WHAT TO PRODUCE
Drop the images; return everything else in the listing below exactly.

Data excerpts
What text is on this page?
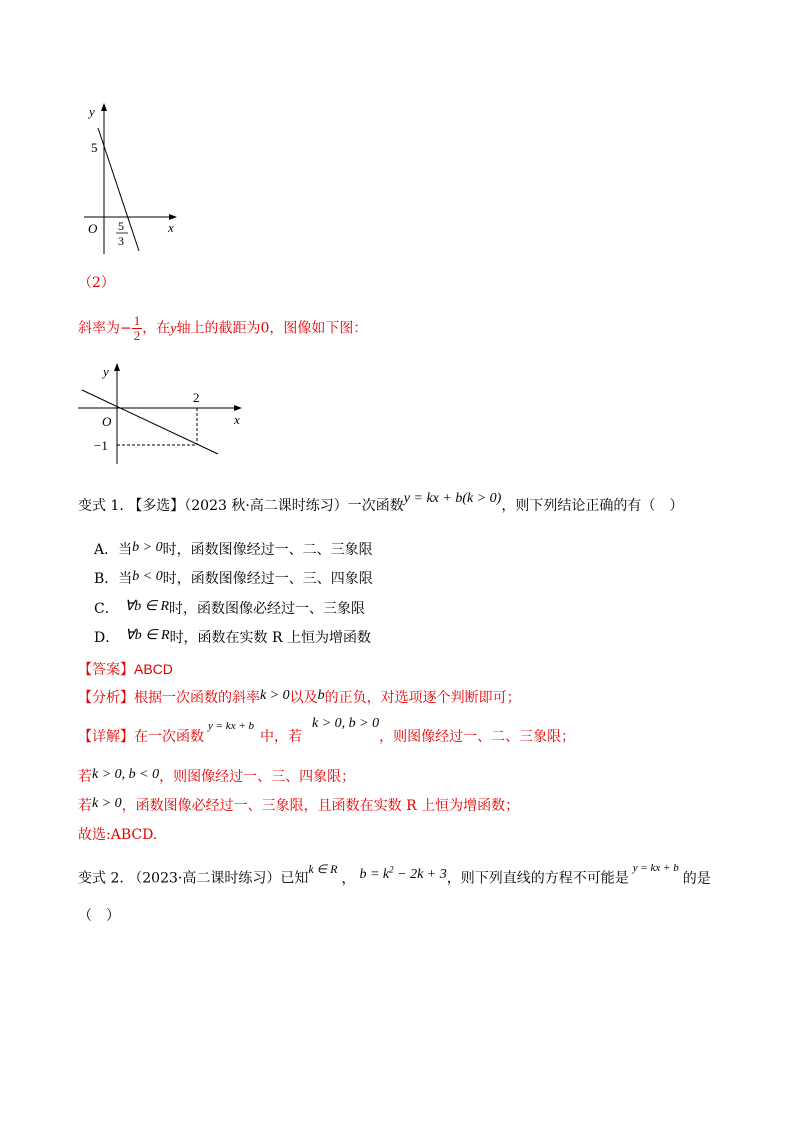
y
x
O
5
5
3
（2）
斜率为− $\frac{1}{2}$ ，在y轴上的截距为0，图像如下图：
y
x
O
2
−1
变式 1. 【多选】（2023 秋·高二课时练习）一次函数y = kx + b(k > 0)，则下列结论正确的有（　）
A．当b > 0时，函数图像经过一、二、三象限
B．当b < 0时，函数图像经过一、三、四象限
C． ∀b ∈ R时，函数图像必经过一、三象限
D． ∀b ∈ R时，函数在实数 R 上恒为增函数
【答案】ABCD
【分析】根据一次函数的斜率k > 0以及b的正负，对选项逐个判断即可；
【详解】在一次函数$^{y = kx + b}$中，若k > 0, b > 0，则图像经过一、二、三象限；
若k > 0, b < 0，则图像经过一、三、四象限；
若k > 0，函数图像必经过一、三象限，且函数在实数 R 上恒为增函数；
故选:ABCD.
变式 2. （2023·高二课时练习）已知k ∈ R， $b = k^2 - 2k + 3$，则下列直线的方程不可能是$^{y = kx + b}$的是
（　）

SOLUTION
What text is on this page?
y
x
O
5
5
3
（2）
斜率为− $\frac{1}{2}$ ，在y轴上的截距为0，图像如下图：
y
x
O
2
−1
变式 1. 【多选】（2023 秋·高二课时练习）一次函数y = kx + b(k > 0)，则下列结论正确的有（　）
A．当b > 0时，函数图像经过一、二、三象限
B．当b < 0时，函数图像经过一、三、四象限
C． ∀b ∈ R时，函数图像必经过一、三象限
D． ∀b ∈ R时，函数在实数 R 上恒为增函数
【答案】ABCD
【分析】根据一次函数的斜率k > 0以及b的正负，对选项逐个判断即可；
【详解】在一次函数$^{y = kx + b}$中，若k > 0, b > 0，则图像经过一、二、三象限；
若k > 0, b < 0，则图像经过一、三、四象限；
若k > 0，函数图像必经过一、三象限，且函数在实数 R 上恒为增函数；
故选:ABCD.
变式 2. （2023·高二课时练习）已知k ∈ R， $b = k^2 - 2k + 3$，则下列直线的方程不可能是$^{y = kx + b}$的是
（　）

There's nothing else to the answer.